→ Exercise prompt:
Work through the data line by line, gathering every line that has the word "Санкт".

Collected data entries
════════════════
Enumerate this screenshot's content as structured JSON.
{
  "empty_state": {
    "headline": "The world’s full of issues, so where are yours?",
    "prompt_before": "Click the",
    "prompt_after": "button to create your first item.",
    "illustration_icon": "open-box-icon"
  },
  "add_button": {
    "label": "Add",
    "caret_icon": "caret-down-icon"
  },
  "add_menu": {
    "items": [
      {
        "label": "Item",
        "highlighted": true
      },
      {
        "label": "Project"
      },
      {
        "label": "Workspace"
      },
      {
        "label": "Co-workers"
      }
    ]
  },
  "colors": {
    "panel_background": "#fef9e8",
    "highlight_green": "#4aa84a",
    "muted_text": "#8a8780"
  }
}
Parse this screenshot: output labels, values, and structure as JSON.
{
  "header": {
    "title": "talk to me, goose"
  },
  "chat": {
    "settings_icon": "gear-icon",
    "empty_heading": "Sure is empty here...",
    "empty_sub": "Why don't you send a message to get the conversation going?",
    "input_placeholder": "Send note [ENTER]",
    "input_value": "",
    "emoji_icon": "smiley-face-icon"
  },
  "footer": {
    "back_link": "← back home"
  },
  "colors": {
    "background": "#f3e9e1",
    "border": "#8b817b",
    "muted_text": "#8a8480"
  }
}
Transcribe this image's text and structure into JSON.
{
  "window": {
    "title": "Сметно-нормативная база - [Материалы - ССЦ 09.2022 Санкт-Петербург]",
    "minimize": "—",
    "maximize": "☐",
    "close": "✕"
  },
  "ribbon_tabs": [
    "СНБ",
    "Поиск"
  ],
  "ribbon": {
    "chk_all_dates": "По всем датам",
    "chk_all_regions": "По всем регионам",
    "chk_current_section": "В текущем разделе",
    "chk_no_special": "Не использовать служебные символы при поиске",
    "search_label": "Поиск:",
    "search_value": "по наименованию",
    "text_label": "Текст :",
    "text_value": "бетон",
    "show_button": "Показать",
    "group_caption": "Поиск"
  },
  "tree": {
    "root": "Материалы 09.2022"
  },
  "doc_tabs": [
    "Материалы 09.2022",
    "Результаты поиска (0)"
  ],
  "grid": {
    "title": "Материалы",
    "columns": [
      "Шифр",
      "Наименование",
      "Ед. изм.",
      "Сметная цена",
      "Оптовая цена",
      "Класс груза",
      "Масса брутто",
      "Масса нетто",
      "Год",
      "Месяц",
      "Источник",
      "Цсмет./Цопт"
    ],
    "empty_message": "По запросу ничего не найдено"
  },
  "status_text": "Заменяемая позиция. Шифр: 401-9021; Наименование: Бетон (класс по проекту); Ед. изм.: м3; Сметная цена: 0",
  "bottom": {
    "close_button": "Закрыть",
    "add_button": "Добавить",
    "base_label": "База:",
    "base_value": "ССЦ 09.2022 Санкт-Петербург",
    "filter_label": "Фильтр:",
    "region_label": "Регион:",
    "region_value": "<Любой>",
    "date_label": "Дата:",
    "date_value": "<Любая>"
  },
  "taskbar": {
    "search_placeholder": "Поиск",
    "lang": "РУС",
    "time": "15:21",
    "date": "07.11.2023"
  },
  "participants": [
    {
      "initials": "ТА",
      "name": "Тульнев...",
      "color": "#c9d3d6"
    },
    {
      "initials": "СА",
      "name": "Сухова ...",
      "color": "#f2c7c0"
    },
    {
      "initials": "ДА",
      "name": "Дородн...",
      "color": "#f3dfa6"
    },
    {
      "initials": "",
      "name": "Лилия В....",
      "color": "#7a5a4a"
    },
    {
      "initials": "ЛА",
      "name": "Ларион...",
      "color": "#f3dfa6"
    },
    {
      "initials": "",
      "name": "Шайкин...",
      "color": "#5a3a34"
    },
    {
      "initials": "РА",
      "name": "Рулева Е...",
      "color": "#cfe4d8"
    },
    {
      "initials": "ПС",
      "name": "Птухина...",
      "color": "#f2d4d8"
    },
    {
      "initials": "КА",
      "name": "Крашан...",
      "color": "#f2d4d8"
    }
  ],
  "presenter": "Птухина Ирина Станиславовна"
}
════════════════
→ Task answer:
    "title": "Сметно-нормативная база - [Материалы - ССЦ 09.2022 Санкт-Петербург]",
    "base_value": "ССЦ 09.2022 Санкт-Петербург",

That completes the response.